▶ _Exercise objective_: The records that follow need to be output exactly as they are.

▶ _Input material_:
#####

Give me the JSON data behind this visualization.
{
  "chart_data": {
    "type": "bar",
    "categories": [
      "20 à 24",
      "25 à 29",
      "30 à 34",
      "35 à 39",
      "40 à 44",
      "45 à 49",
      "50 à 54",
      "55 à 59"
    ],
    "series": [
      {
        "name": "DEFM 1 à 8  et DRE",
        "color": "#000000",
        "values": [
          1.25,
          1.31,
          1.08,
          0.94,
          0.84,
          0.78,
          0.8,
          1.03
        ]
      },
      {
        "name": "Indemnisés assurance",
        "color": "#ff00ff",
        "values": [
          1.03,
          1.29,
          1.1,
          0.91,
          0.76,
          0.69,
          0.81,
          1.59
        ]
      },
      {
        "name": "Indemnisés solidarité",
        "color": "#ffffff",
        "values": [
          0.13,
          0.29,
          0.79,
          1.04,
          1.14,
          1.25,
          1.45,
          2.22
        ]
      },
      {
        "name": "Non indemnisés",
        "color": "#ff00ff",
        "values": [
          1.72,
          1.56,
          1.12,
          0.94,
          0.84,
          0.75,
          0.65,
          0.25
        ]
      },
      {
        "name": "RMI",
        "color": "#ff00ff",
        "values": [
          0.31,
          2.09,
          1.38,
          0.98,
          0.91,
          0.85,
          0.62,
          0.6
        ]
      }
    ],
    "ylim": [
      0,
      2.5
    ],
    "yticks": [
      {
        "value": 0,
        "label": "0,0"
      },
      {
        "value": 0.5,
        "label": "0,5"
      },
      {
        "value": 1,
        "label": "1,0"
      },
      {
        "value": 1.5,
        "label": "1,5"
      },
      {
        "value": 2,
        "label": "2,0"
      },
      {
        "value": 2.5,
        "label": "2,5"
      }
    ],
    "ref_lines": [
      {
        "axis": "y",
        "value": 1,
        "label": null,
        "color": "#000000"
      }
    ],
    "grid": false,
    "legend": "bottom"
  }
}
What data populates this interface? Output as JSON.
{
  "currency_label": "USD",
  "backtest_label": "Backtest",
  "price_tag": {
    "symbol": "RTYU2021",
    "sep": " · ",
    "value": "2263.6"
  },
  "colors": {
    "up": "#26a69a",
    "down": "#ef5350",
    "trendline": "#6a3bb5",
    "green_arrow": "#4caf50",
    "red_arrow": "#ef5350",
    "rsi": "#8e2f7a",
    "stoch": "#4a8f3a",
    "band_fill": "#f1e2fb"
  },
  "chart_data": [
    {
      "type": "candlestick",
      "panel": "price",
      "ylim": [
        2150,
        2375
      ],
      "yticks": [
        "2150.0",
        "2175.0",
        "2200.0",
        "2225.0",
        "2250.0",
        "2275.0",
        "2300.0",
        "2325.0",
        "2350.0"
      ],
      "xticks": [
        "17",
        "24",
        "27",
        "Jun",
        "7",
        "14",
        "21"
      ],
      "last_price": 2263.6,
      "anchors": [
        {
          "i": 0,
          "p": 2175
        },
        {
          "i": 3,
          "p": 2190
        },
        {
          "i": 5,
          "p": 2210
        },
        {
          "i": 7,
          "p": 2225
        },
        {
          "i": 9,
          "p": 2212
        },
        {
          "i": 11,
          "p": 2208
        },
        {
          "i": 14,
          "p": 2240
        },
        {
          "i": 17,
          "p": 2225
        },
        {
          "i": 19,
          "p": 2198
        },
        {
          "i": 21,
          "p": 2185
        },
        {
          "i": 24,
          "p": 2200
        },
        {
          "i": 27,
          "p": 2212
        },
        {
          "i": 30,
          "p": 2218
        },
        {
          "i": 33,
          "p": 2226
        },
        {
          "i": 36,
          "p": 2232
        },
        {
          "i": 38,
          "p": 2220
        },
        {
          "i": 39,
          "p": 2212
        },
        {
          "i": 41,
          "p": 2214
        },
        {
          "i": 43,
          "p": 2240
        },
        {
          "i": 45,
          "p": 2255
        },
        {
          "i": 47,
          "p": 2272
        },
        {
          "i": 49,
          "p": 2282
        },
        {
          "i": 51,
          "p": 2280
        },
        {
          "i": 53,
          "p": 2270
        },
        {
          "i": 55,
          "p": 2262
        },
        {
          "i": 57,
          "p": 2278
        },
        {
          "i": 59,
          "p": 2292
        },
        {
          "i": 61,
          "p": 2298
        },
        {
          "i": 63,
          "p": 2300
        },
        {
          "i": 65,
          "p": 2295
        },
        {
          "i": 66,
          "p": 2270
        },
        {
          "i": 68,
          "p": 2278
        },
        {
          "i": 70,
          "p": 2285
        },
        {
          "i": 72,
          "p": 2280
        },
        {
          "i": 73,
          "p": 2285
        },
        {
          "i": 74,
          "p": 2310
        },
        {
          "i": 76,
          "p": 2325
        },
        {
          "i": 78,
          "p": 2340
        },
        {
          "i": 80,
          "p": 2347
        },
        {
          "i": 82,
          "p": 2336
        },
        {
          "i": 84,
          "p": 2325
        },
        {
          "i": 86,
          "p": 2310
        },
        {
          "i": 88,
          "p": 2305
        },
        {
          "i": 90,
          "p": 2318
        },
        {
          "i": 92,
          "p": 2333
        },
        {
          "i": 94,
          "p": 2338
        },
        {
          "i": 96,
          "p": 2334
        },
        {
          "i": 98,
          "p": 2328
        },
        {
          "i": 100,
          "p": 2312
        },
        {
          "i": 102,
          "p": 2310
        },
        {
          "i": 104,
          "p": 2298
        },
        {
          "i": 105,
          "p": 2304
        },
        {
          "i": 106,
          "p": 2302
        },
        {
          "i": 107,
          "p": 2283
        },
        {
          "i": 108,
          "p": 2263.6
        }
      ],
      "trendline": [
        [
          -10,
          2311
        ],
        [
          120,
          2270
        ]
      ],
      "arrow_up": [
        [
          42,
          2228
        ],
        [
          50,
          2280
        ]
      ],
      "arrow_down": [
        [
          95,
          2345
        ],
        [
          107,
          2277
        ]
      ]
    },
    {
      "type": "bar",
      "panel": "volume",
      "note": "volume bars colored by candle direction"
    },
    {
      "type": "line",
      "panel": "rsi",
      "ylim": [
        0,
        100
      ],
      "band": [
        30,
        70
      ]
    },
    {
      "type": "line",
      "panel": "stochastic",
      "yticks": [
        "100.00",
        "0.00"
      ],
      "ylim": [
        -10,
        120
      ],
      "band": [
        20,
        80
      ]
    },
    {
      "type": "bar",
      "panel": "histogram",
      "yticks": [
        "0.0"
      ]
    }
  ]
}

#####

▶ _Expected output_:
Give me the JSON data behind this visualization.
{
  "chart_data": {
    "type": "bar",
    "categories": [
      "20 à 24",
      "25 à 29",
      "30 à 34",
      "35 à 39",
      "40 à 44",
      "45 à 49",
      "50 à 54",
      "55 à 59"
    ],
    "series": [
      {
        "name": "DEFM 1 à 8  et DRE",
        "color": "#000000",
        "values": [
          1.25,
          1.31,
          1.08,
          0.94,
          0.84,
          0.78,
          0.8,
          1.03
        ]
      },
      {
        "name": "Indemnisés assurance",
        "color": "#ff00ff",
        "values": [
          1.03,
          1.29,
          1.1,
          0.91,
          0.76,
          0.69,
          0.81,
          1.59
        ]
      },
      {
        "name": "Indemnisés solidarité",
        "color": "#ffffff",
        "values": [
          0.13,
          0.29,
          0.79,
          1.04,
          1.14,
          1.25,
          1.45,
          2.22
        ]
      },
      {
        "name": "Non indemnisés",
        "color": "#ff00ff",
        "values": [
          1.72,
          1.56,
          1.12,
          0.94,
          0.84,
          0.75,
          0.65,
          0.25
        ]
      },
      {
        "name": "RMI",
        "color": "#ff00ff",
        "values": [
          0.31,
          2.09,
          1.38,
          0.98,
          0.91,
          0.85,
          0.62,
          0.6
        ]
      }
    ],
    "ylim": [
      0,
      2.5
    ],
    "yticks": [
      {
        "value": 0,
        "label": "0,0"
      },
      {
        "value": 0.5,
        "label": "0,5"
      },
      {
        "value": 1,
        "label": "1,0"
      },
      {
        "value": 1.5,
        "label": "1,5"
      },
      {
        "value": 2,
        "label": "2,0"
      },
      {
        "value": 2.5,
        "label": "2,5"
      }
    ],
    "ref_lines": [
      {
        "axis": "y",
        "value": 1,
        "label": null,
        "color": "#000000"
      }
    ],
    "grid": false,
    "legend": "bottom"
  }
}
What data populates this interface? Output as JSON.
{
  "currency_label": "USD",
  "backtest_label": "Backtest",
  "price_tag": {
    "symbol": "RTYU2021",
    "sep": " · ",
    "value": "2263.6"
  },
  "colors": {
    "up": "#26a69a",
    "down": "#ef5350",
    "trendline": "#6a3bb5",
    "green_arrow": "#4caf50",
    "red_arrow": "#ef5350",
    "rsi": "#8e2f7a",
    "stoch": "#4a8f3a",
    "band_fill": "#f1e2fb"
  },
  "chart_data": [
    {
      "type": "candlestick",
      "panel": "price",
      "ylim": [
        2150,
        2375
      ],
      "yticks": [
        "2150.0",
        "2175.0",
        "2200.0",
        "2225.0",
        "2250.0",
        "2275.0",
        "2300.0",
        "2325.0",
        "2350.0"
      ],
      "xticks": [
        "17",
        "24",
        "27",
        "Jun",
        "7",
        "14",
        "21"
      ],
      "last_price": 2263.6,
      "anchors": [
        {
          "i": 0,
          "p": 2175
        },
        {
          "i": 3,
          "p": 2190
        },
        {
          "i": 5,
          "p": 2210
        },
        {
          "i": 7,
          "p": 2225
        },
        {
          "i": 9,
          "p": 2212
        },
        {
          "i": 11,
          "p": 2208
        },
        {
          "i": 14,
          "p": 2240
        },
        {
          "i": 17,
          "p": 2225
        },
        {
          "i": 19,
          "p": 2198
        },
        {
          "i": 21,
          "p": 2185
        },
        {
          "i": 24,
          "p": 2200
        },
        {
          "i": 27,
          "p": 2212
        },
        {
          "i": 30,
          "p": 2218
        },
        {
          "i": 33,
          "p": 2226
        },
        {
          "i": 36,
          "p": 2232
        },
        {
          "i": 38,
          "p": 2220
        },
        {
          "i": 39,
          "p": 2212
        },
        {
          "i": 41,
          "p": 2214
        },
        {
          "i": 43,
          "p": 2240
        },
        {
          "i": 45,
          "p": 2255
        },
        {
          "i": 47,
          "p": 2272
        },
        {
          "i": 49,
          "p": 2282
        },
        {
          "i": 51,
          "p": 2280
        },
        {
          "i": 53,
          "p": 2270
        },
        {
          "i": 55,
          "p": 2262
        },
        {
          "i": 57,
          "p": 2278
        },
        {
          "i": 59,
          "p": 2292
        },
        {
          "i": 61,
          "p": 2298
        },
        {
          "i": 63,
          "p": 2300
        },
        {
          "i": 65,
          "p": 2295
        },
        {
          "i": 66,
          "p": 2270
        },
        {
          "i": 68,
          "p": 2278
        },
        {
          "i": 70,
          "p": 2285
        },
        {
          "i": 72,
          "p": 2280
        },
        {
          "i": 73,
          "p": 2285
        },
        {
          "i": 74,
          "p": 2310
        },
        {
          "i": 76,
          "p": 2325
        },
        {
          "i": 78,
          "p": 2340
        },
        {
          "i": 80,
          "p": 2347
        },
        {
          "i": 82,
          "p": 2336
        },
        {
          "i": 84,
          "p": 2325
        },
        {
          "i": 86,
          "p": 2310
        },
        {
          "i": 88,
          "p": 2305
        },
        {
          "i": 90,
          "p": 2318
        },
        {
          "i": 92,
          "p": 2333
        },
        {
          "i": 94,
          "p": 2338
        },
        {
          "i": 96,
          "p": 2334
        },
        {
          "i": 98,
          "p": 2328
        },
        {
          "i": 100,
          "p": 2312
        },
        {
          "i": 102,
          "p": 2310
        },
        {
          "i": 104,
          "p": 2298
        },
        {
          "i": 105,
          "p": 2304
        },
        {
          "i": 106,
          "p": 2302
        },
        {
          "i": 107,
          "p": 2283
        },
        {
          "i": 108,
          "p": 2263.6
        }
      ],
      "trendline": [
        [
          -10,
          2311
        ],
        [
          120,
          2270
        ]
      ],
      "arrow_up": [
        [
          42,
          2228
        ],
        [
          50,
          2280
        ]
      ],
      "arrow_down": [
        [
          95,
          2345
        ],
        [
          107,
          2277
        ]
      ]
    },
    {
      "type": "bar",
      "panel": "volume",
      "note": "volume bars colored by candle direction"
    },
    {
      "type": "line",
      "panel": "rsi",
      "ylim": [
        0,
        100
      ],
      "band": [
        30,
        70
      ]
    },
    {
      "type": "line",
      "panel": "stochastic",
      "yticks": [
        "100.00",
        "0.00"
      ],
      "ylim": [
        -10,
        120
      ],
      "band": [
        20,
        80
      ]
    },
    {
      "type": "bar",
      "panel": "histogram",
      "yticks": [
        "0.0"
      ]
    }
  ]
}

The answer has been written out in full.